- Stated goal -
Transcribe the records below in full; pictures stay out of the copy.

- Given records -

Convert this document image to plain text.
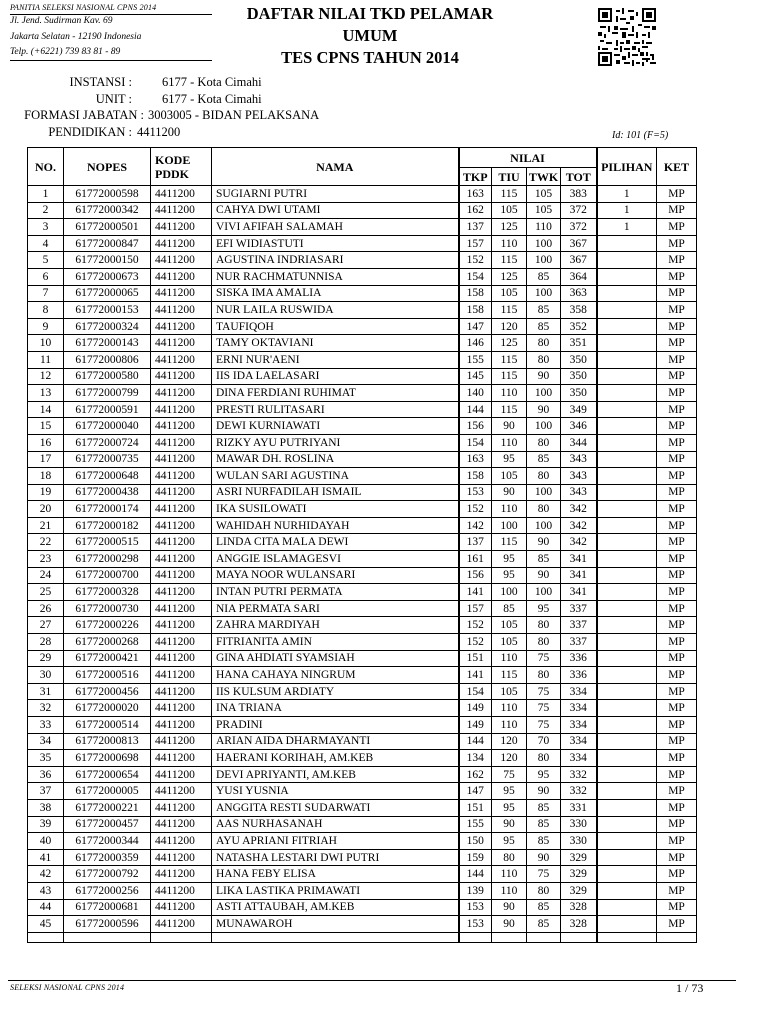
PANITIA SELEKSI NASIONAL CPNS 2014
Jl. Jend. Sudirman Kav. 69
Jakarta Selatan - 12190 Indonesia
Telp. (+6221) 739 83 81 - 89
DAFTAR NILAI TKD PELAMAR UMUM
TES CPNS TAHUN 2014
INSTANSI : 6177 - Kota Cimahi
UNIT : 6177 - Kota Cimahi
FORMASI JABATAN : 3003005 - BIDAN PELAKSANA
PENDIDIKAN : 4411200	Id: 101 (F=5)
NO.	NOPES	KODE PDDK	NAMA	NILAI				PILIHAN	KET
				TKP	TIU	TWK	TOT		
1	61772000598	4411200	SUGIARNI PUTRI	163	115	105	383	1	MP
2	61772000342	4411200	CAHYA DWI UTAMI	162	105	105	372	1	MP
3	61772000501	4411200	VIVI AFIFAH SALAMAH	137	125	110	372	1	MP
4	61772000847	4411200	EFI WIDIASTUTI	157	110	100	367		MP
5	61772000150	4411200	AGUSTINA INDRIASARI	152	115	100	367		MP
6	61772000673	4411200	NUR RACHMATUNNISA	154	125	85	364		MP
7	61772000065	4411200	SISKA IMA AMALIA	158	105	100	363		MP
8	61772000153	4411200	NUR LAILA RUSWIDA	158	115	85	358		MP
9	61772000324	4411200	TAUFIQOH	147	120	85	352		MP
10	61772000143	4411200	TAMY OKTAVIANI	146	125	80	351		MP
11	61772000806	4411200	ERNI NUR'AENI	155	115	80	350		MP
12	61772000580	4411200	IIS IDA LAELASARI	145	115	90	350		MP
13	61772000799	4411200	DINA FERDIANI RUHIMAT	140	110	100	350		MP
14	61772000591	4411200	PRESTI RULITASARI	144	115	90	349		MP
15	61772000040	4411200	DEWI KURNIAWATI	156	90	100	346		MP
16	61772000724	4411200	RIZKY AYU PUTRIYANI	154	110	80	344		MP
17	61772000735	4411200	MAWAR DH. ROSLINA	163	95	85	343		MP
18	61772000648	4411200	WULAN SARI AGUSTINA	158	105	80	343		MP
19	61772000438	4411200	ASRI NURFADILAH ISMAIL	153	90	100	343		MP
20	61772000174	4411200	IKA SUSILOWATI	152	110	80	342		MP
21	61772000182	4411200	WAHIDAH NURHIDAYAH	142	100	100	342		MP
22	61772000515	4411200	LINDA CITA MALA DEWI	137	115	90	342		MP
23	61772000298	4411200	ANGGIE ISLAMAGESVI	161	95	85	341		MP
24	61772000700	4411200	MAYA NOOR WULANSARI	156	95	90	341		MP
25	61772000328	4411200	INTAN PUTRI PERMATA	141	100	100	341		MP
26	61772000730	4411200	NIA PERMATA SARI	157	85	95	337		MP
27	61772000226	4411200	ZAHRA MARDIYAH	152	105	80	337		MP
28	61772000268	4411200	FITRIANITA AMIN	152	105	80	337		MP
29	61772000421	4411200	GINA AHDIATI SYAMSIAH	151	110	75	336		MP
30	61772000516	4411200	HANA CAHAYA NINGRUM	141	115	80	336		MP
31	61772000456	4411200	IIS KULSUM ARDIATY	154	105	75	334		MP
32	61772000020	4411200	INA TRIANA	149	110	75	334		MP
33	61772000514	4411200	PRADINI	149	110	75	334		MP
34	61772000813	4411200	ARIAN AIDA DHARMAYANTI	144	120	70	334		MP
35	61772000698	4411200	HAERANI KORIHAH, AM.KEB	134	120	80	334		MP
36	61772000654	4411200	DEVI APRIYANTI, AM.KEB	162	75	95	332		MP
37	61772000005	4411200	YUSI YUSNIA	147	95	90	332		MP
38	61772000221	4411200	ANGGITA RESTI SUDARWATI	151	95	85	331		MP
39	61772000457	4411200	AAS NURHASANAH	155	90	85	330		MP
40	61772000344	4411200	AYU APRIANI FITRIAH	150	95	85	330		MP
41	61772000359	4411200	NATASHA LESTARI DWI PUTRI	159	80	90	329		MP
42	61772000792	4411200	HANA FEBY ELISA	144	110	75	329		MP
43	61772000256	4411200	LIKA LASTIKA PRIMAWATI	139	110	80	329		MP
44	61772000681	4411200	ASTI ATTAUBAH, AM.KEB	153	90	85	328		MP
45	61772000596	4411200	MUNAWAROH	153	90	85	328		MP

SELEKSI NASIONAL CPNS 2014	1 / 73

- Answer -
Convert this document image to plain text.
PANITIA SELEKSI NASIONAL CPNS 2014
Jl. Jend. Sudirman Kav. 69
Jakarta Selatan - 12190 Indonesia
Telp. (+6221) 739 83 81 - 89
DAFTAR NILAI TKD PELAMAR UMUM
TES CPNS TAHUN 2014
INSTANSI : 6177 - Kota Cimahi
UNIT : 6177 - Kota Cimahi
FORMASI JABATAN : 3003005 - BIDAN PELAKSANA
PENDIDIKAN : 4411200	Id: 101 (F=5)
NO.	NOPES	KODE PDDK	NAMA	NILAI				PILIHAN	KET
				TKP	TIU	TWK	TOT		
1	61772000598	4411200	SUGIARNI PUTRI	163	115	105	383	1	MP
2	61772000342	4411200	CAHYA DWI UTAMI	162	105	105	372	1	MP
3	61772000501	4411200	VIVI AFIFAH SALAMAH	137	125	110	372	1	MP
4	61772000847	4411200	EFI WIDIASTUTI	157	110	100	367		MP
5	61772000150	4411200	AGUSTINA INDRIASARI	152	115	100	367		MP
6	61772000673	4411200	NUR RACHMATUNNISA	154	125	85	364		MP
7	61772000065	4411200	SISKA IMA AMALIA	158	105	100	363		MP
8	61772000153	4411200	NUR LAILA RUSWIDA	158	115	85	358		MP
9	61772000324	4411200	TAUFIQOH	147	120	85	352		MP
10	61772000143	4411200	TAMY OKTAVIANI	146	125	80	351		MP
11	61772000806	4411200	ERNI NUR'AENI	155	115	80	350		MP
12	61772000580	4411200	IIS IDA LAELASARI	145	115	90	350		MP
13	61772000799	4411200	DINA FERDIANI RUHIMAT	140	110	100	350		MP
14	61772000591	4411200	PRESTI RULITASARI	144	115	90	349		MP
15	61772000040	4411200	DEWI KURNIAWATI	156	90	100	346		MP
16	61772000724	4411200	RIZKY AYU PUTRIYANI	154	110	80	344		MP
17	61772000735	4411200	MAWAR DH. ROSLINA	163	95	85	343		MP
18	61772000648	4411200	WULAN SARI AGUSTINA	158	105	80	343		MP
19	61772000438	4411200	ASRI NURFADILAH ISMAIL	153	90	100	343		MP
20	61772000174	4411200	IKA SUSILOWATI	152	110	80	342		MP
21	61772000182	4411200	WAHIDAH NURHIDAYAH	142	100	100	342		MP
22	61772000515	4411200	LINDA CITA MALA DEWI	137	115	90	342		MP
23	61772000298	4411200	ANGGIE ISLAMAGESVI	161	95	85	341		MP
24	61772000700	4411200	MAYA NOOR WULANSARI	156	95	90	341		MP
25	61772000328	4411200	INTAN PUTRI PERMATA	141	100	100	341		MP
26	61772000730	4411200	NIA PERMATA SARI	157	85	95	337		MP
27	61772000226	4411200	ZAHRA MARDIYAH	152	105	80	337		MP
28	61772000268	4411200	FITRIANITA AMIN	152	105	80	337		MP
29	61772000421	4411200	GINA AHDIATI SYAMSIAH	151	110	75	336		MP
30	61772000516	4411200	HANA CAHAYA NINGRUM	141	115	80	336		MP
31	61772000456	4411200	IIS KULSUM ARDIATY	154	105	75	334		MP
32	61772000020	4411200	INA TRIANA	149	110	75	334		MP
33	61772000514	4411200	PRADINI	149	110	75	334		MP
34	61772000813	4411200	ARIAN AIDA DHARMAYANTI	144	120	70	334		MP
35	61772000698	4411200	HAERANI KORIHAH, AM.KEB	134	120	80	334		MP
36	61772000654	4411200	DEVI APRIYANTI, AM.KEB	162	75	95	332		MP
37	61772000005	4411200	YUSI YUSNIA	147	95	90	332		MP
38	61772000221	4411200	ANGGITA RESTI SUDARWATI	151	95	85	331		MP
39	61772000457	4411200	AAS NURHASANAH	155	90	85	330		MP
40	61772000344	4411200	AYU APRIANI FITRIAH	150	95	85	330		MP
41	61772000359	4411200	NATASHA LESTARI DWI PUTRI	159	80	90	329		MP
42	61772000792	4411200	HANA FEBY ELISA	144	110	75	329		MP
43	61772000256	4411200	LIKA LASTIKA PRIMAWATI	139	110	80	329		MP
44	61772000681	4411200	ASTI ATTAUBAH, AM.KEB	153	90	85	328		MP
45	61772000596	4411200	MUNAWAROH	153	90	85	328		MP

SELEKSI NASIONAL CPNS 2014	1 / 73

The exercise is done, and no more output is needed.